#### Source document:
*****
FERC’s proposed transmission planning and cost allocation rulemaking Thursday was a welcome victory for Chairman Richard Glick (D), coming a month after having to walk back a controversial pipeline ruling, and two months before the end of his current term on the commission.
The Notice of Proposed Rulemaking was approved on a bipartisan 4-1 vote Thursday (RM21-17). (See related story, FERC Issues 1st Proposal out of Transmission Proceeding.)
“This is a big deal, a great step and one that is moving forward with bipartisan consensus,” tweeted former Commissioner Neil Chatterjee, a Republican who had frequently clashed with Glick. “Not easy to do on matters that are complex and contentious.”
The NOPR also won praise from groups including the American Council on Renewable Energy, Business Council for Sustainable Energy, Natural Resources Defense Council and Edison Electric Institute, which said it would get new wind and solar connected to the grid while adding resilience.
Glick “forged more consensus than people imagined possible on very tough and complex substance,” said Seth Kaplan, director of governmental and regulatory affairs at offshore wind developer Ocean Winds.
But the proposal also is a retreat from Order 1000’s drive to open transmission development to competition: It offers to give incumbent transmission owners a federal right of first refusal (ROFR) on regional projects on the condition that they partner with an unaffiliated company with a “meaningful level of participation and investment” in the project.
*****
#### Provided material:
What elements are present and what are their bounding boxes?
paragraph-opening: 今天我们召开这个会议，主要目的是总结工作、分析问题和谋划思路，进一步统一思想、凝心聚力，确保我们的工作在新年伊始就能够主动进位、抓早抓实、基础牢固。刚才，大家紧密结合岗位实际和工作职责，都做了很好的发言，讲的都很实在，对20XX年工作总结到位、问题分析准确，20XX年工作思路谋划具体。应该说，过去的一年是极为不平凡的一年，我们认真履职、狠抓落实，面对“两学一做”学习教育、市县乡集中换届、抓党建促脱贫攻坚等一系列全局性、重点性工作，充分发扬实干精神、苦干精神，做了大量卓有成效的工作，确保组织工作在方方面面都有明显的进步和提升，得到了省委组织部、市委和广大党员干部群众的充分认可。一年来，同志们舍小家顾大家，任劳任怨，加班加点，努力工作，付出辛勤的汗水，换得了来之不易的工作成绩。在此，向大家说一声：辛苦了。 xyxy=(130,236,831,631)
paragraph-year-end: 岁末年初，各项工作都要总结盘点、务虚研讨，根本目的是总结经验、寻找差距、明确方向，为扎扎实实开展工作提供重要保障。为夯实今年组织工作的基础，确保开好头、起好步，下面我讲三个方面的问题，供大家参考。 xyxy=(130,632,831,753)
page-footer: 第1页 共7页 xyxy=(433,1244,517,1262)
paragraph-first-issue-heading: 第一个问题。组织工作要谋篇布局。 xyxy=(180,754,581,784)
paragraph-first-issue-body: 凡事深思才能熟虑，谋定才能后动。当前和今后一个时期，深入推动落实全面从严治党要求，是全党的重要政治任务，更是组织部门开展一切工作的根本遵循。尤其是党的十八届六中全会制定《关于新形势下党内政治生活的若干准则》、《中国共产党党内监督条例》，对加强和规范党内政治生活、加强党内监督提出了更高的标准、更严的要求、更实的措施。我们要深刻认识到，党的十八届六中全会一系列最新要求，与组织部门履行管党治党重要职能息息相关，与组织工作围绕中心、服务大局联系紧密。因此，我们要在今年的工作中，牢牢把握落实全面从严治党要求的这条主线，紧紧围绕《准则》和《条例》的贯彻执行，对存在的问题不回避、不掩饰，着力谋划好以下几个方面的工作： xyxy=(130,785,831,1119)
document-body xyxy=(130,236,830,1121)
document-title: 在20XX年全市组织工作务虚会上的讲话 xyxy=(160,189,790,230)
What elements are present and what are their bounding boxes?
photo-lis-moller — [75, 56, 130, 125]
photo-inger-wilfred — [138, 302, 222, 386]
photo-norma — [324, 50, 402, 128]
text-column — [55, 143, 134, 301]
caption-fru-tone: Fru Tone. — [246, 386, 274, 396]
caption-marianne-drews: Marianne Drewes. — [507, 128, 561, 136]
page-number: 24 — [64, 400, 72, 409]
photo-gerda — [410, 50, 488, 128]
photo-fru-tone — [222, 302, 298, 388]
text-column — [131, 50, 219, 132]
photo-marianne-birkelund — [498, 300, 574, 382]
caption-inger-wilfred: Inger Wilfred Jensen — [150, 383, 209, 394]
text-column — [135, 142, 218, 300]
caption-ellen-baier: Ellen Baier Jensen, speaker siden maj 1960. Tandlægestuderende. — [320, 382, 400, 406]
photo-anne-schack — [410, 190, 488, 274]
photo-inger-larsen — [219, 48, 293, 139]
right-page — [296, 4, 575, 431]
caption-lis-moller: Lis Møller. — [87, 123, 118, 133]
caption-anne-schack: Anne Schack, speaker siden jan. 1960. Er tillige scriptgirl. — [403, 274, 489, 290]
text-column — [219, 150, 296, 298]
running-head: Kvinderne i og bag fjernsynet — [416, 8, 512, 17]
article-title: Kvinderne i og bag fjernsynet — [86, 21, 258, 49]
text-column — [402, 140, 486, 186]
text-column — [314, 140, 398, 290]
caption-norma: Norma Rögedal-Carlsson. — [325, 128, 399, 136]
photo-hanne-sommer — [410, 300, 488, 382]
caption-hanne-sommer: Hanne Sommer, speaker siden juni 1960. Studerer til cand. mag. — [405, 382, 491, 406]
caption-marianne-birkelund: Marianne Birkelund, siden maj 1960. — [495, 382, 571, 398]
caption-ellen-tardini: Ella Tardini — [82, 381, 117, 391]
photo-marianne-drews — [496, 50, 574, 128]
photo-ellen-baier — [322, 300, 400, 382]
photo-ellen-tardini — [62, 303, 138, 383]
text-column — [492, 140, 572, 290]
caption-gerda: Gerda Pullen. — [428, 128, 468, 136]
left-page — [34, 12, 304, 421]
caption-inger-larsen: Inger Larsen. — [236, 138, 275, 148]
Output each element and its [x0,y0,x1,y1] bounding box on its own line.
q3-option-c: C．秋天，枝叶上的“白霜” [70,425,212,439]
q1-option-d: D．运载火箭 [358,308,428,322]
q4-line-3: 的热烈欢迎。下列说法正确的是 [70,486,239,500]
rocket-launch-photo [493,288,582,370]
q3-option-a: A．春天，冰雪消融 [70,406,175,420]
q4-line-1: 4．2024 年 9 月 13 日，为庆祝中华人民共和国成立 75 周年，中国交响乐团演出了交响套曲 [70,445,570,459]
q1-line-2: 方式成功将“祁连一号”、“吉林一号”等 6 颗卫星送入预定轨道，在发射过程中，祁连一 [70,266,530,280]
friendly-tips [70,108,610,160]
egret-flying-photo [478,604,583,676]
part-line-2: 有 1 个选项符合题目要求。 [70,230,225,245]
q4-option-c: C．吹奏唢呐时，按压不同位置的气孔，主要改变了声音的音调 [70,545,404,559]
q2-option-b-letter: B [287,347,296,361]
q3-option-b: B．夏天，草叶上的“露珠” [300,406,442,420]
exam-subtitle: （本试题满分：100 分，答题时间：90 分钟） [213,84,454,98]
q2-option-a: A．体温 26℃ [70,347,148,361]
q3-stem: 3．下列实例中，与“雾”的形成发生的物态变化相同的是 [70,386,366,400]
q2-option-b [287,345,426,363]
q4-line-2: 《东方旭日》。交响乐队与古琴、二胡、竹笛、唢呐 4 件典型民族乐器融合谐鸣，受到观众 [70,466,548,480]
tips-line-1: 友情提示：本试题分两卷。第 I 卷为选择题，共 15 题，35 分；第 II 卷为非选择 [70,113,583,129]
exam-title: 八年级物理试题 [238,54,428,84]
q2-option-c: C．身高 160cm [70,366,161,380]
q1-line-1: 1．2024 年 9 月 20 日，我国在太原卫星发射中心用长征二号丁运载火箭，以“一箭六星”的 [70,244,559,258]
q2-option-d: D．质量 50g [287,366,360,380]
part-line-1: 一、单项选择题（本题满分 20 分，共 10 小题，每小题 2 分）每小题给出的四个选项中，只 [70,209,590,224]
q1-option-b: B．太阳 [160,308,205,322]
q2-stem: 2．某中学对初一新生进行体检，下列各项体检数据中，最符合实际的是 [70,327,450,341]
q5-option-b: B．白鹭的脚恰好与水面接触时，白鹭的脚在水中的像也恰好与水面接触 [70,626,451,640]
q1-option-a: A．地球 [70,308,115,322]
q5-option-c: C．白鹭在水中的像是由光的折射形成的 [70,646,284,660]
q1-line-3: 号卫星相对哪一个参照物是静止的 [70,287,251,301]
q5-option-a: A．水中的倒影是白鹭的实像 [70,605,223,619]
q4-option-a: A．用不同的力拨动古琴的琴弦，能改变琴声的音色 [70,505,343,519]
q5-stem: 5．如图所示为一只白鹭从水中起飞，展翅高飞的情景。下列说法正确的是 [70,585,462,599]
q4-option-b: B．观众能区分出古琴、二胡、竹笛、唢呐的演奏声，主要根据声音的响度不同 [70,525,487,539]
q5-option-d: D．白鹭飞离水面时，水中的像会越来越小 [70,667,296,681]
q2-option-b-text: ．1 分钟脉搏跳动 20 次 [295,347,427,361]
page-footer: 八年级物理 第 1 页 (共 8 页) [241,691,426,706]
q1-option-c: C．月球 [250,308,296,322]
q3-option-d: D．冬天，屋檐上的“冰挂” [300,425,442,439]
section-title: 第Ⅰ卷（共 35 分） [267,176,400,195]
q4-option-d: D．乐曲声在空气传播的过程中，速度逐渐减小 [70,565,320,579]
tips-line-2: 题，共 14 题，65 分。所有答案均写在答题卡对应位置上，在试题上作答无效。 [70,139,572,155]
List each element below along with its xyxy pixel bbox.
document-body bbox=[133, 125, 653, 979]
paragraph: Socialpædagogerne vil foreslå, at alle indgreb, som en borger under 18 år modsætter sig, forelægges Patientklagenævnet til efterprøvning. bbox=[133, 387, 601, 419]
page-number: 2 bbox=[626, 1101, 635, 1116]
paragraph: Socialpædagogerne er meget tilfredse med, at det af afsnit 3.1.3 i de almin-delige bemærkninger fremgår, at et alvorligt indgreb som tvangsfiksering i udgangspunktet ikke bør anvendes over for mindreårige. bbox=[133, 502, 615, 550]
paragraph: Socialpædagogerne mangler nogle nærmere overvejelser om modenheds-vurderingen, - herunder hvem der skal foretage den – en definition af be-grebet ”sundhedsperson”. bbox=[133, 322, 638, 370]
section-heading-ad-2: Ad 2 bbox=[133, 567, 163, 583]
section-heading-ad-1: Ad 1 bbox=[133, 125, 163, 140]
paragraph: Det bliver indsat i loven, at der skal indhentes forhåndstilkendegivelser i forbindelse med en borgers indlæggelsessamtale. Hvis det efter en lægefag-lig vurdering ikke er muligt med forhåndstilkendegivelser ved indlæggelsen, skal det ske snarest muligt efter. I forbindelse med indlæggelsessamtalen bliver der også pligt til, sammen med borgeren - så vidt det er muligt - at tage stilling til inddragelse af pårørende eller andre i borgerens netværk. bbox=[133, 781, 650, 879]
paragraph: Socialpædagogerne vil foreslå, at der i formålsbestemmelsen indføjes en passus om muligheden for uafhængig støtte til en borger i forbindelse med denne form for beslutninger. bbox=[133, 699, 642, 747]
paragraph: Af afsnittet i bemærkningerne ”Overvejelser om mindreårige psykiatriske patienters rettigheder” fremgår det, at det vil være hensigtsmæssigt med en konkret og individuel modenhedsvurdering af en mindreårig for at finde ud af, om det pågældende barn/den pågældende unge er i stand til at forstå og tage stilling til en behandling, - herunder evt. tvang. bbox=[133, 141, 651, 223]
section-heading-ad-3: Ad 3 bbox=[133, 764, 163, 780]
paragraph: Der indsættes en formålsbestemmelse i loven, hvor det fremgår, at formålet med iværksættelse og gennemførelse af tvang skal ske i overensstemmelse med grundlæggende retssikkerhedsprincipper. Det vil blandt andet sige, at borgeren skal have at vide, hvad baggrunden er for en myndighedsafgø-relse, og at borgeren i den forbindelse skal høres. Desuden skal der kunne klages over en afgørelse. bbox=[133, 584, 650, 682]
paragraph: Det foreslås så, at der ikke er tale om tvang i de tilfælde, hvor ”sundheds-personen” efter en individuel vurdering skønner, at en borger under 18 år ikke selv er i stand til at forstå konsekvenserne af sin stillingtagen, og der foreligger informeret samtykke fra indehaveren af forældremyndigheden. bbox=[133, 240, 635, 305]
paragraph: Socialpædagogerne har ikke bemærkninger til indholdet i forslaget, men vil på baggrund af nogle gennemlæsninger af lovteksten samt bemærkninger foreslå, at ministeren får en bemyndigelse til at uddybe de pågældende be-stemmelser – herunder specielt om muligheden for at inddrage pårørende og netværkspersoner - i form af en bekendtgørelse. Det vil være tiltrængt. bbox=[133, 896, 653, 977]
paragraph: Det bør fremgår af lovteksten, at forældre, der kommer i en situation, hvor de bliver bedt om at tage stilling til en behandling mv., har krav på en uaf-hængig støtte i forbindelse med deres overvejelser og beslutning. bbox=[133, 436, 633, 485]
*****
#### Work to be completed:
Write the next part of the article on FERC's transmission planning proposal, picking up after its last sentence. The material plays no part in what you need to do here.

#### Final answer:
The commission said it was changing course because it feared that Order 1000’s removal of the federal ROFR may be “inadvertently discouraging investment” in regional transmission. Incumbent transmission providers “may be presented with perverse investment incentives” to instead engineer local transmission projects for which they retain development control, the commission said.
Regional transmission facilities subject to competitive procurements represent only a small portion of transmission investment in recent years, it said.
In Order 1000, the commission found that federal ROFRs create “a barrier to entry,” discouraging nonincumbent transmission developers from proposing alternative solutions that could be more efficient or cost-effective. But FERC’s order could not eliminate ROFRs authorized by state laws, and state legislatures in Iowa, Minnesota, North Dakota, Michigan, South Dakota and Texas have supported such protections for their utilities.
In regions with state ROFRs, “there’s not a practical opportunity for third-party transmission,” said Rob Gramlich, president of consulting firm Grid Strategies. “So, in some sense, I think the commission is just reflecting the practical reality.”
“Competitive transmission is like a 4.8-degree of difficulty in diving. Generation is way easier,” Gramlich continued. “There’s been a 40-year consensus on competitive generation. Not that we have it everywhere, but at least the economic policy is agreed to by every economist who looks at it. In transmission, it’s just harder and it hasn’t worked out well.”
Larry Gasteiger, executive director of WIRES, which represents utilities promoting grid investment, said the commission appeared to be prioritizing transmission development over competition.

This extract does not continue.